## TASK DETAILS
Copy out the data below as written; omit any images.

## SUPPLIED RECORDS

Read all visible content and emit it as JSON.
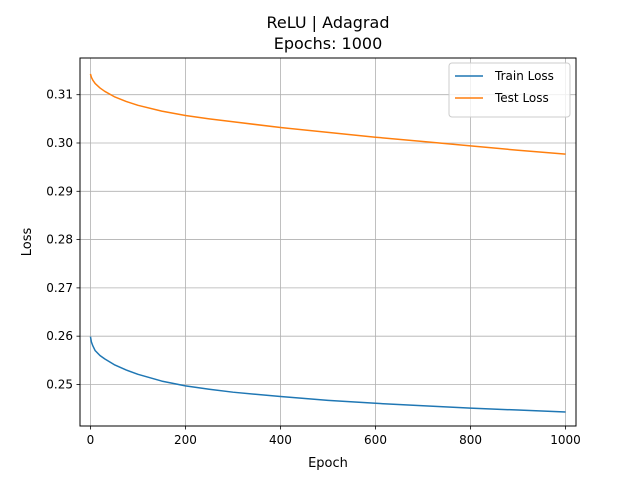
{
  "chart_data": {
    "type": "line",
    "title": "ReLU | Adagrad",
    "subtitle": "Epochs: 1000",
    "xlabel": "Epoch",
    "ylabel": "Loss",
    "xlim": [
      -22,
      1022
    ],
    "ylim": [
      0.2414,
      0.3176
    ],
    "xticks": [
      0,
      200,
      400,
      600,
      800,
      1000
    ],
    "yticks": [
      0.25,
      0.26,
      0.27,
      0.28,
      0.29,
      0.3,
      0.31
    ],
    "grid": true,
    "legend_position": "top-right",
    "series": [
      {
        "name": "Train Loss",
        "color": "#1f77b4",
        "x": [
          0,
          2,
          5,
          10,
          20,
          30,
          50,
          75,
          100,
          150,
          200,
          250,
          300,
          400,
          500,
          600,
          700,
          800,
          900,
          1000
        ],
        "y": [
          0.2599,
          0.2588,
          0.258,
          0.257,
          0.256,
          0.2553,
          0.2541,
          0.253,
          0.2521,
          0.2507,
          0.2497,
          0.249,
          0.2484,
          0.2475,
          0.2467,
          0.2461,
          0.2456,
          0.2451,
          0.2447,
          0.2443
        ]
      },
      {
        "name": "Test Loss",
        "color": "#ff7f0e",
        "x": [
          0,
          2,
          5,
          10,
          20,
          30,
          50,
          75,
          100,
          150,
          200,
          250,
          300,
          400,
          500,
          600,
          700,
          800,
          900,
          1000
        ],
        "y": [
          0.3143,
          0.3136,
          0.313,
          0.3123,
          0.3114,
          0.3107,
          0.3096,
          0.3086,
          0.3078,
          0.3066,
          0.3057,
          0.305,
          0.3044,
          0.3032,
          0.3022,
          0.3012,
          0.3003,
          0.2994,
          0.2985,
          0.2977
        ]
      }
    ]
  }
}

## THE ANSWER
Read all visible content and emit it as JSON.
{
  "chart_data": {
    "type": "line",
    "title": "ReLU | Adagrad",
    "subtitle": "Epochs: 1000",
    "xlabel": "Epoch",
    "ylabel": "Loss",
    "xlim": [
      -22,
      1022
    ],
    "ylim": [
      0.2414,
      0.3176
    ],
    "xticks": [
      0,
      200,
      400,
      600,
      800,
      1000
    ],
    "yticks": [
      0.25,
      0.26,
      0.27,
      0.28,
      0.29,
      0.3,
      0.31
    ],
    "grid": true,
    "legend_position": "top-right",
    "series": [
      {
        "name": "Train Loss",
        "color": "#1f77b4",
        "x": [
          0,
          2,
          5,
          10,
          20,
          30,
          50,
          75,
          100,
          150,
          200,
          250,
          300,
          400,
          500,
          600,
          700,
          800,
          900,
          1000
        ],
        "y": [
          0.2599,
          0.2588,
          0.258,
          0.257,
          0.256,
          0.2553,
          0.2541,
          0.253,
          0.2521,
          0.2507,
          0.2497,
          0.249,
          0.2484,
          0.2475,
          0.2467,
          0.2461,
          0.2456,
          0.2451,
          0.2447,
          0.2443
        ]
      },
      {
        "name": "Test Loss",
        "color": "#ff7f0e",
        "x": [
          0,
          2,
          5,
          10,
          20,
          30,
          50,
          75,
          100,
          150,
          200,
          250,
          300,
          400,
          500,
          600,
          700,
          800,
          900,
          1000
        ],
        "y": [
          0.3143,
          0.3136,
          0.313,
          0.3123,
          0.3114,
          0.3107,
          0.3096,
          0.3086,
          0.3078,
          0.3066,
          0.3057,
          0.305,
          0.3044,
          0.3032,
          0.3022,
          0.3012,
          0.3003,
          0.2994,
          0.2985,
          0.2977
        ]
      }
    ]
  }
}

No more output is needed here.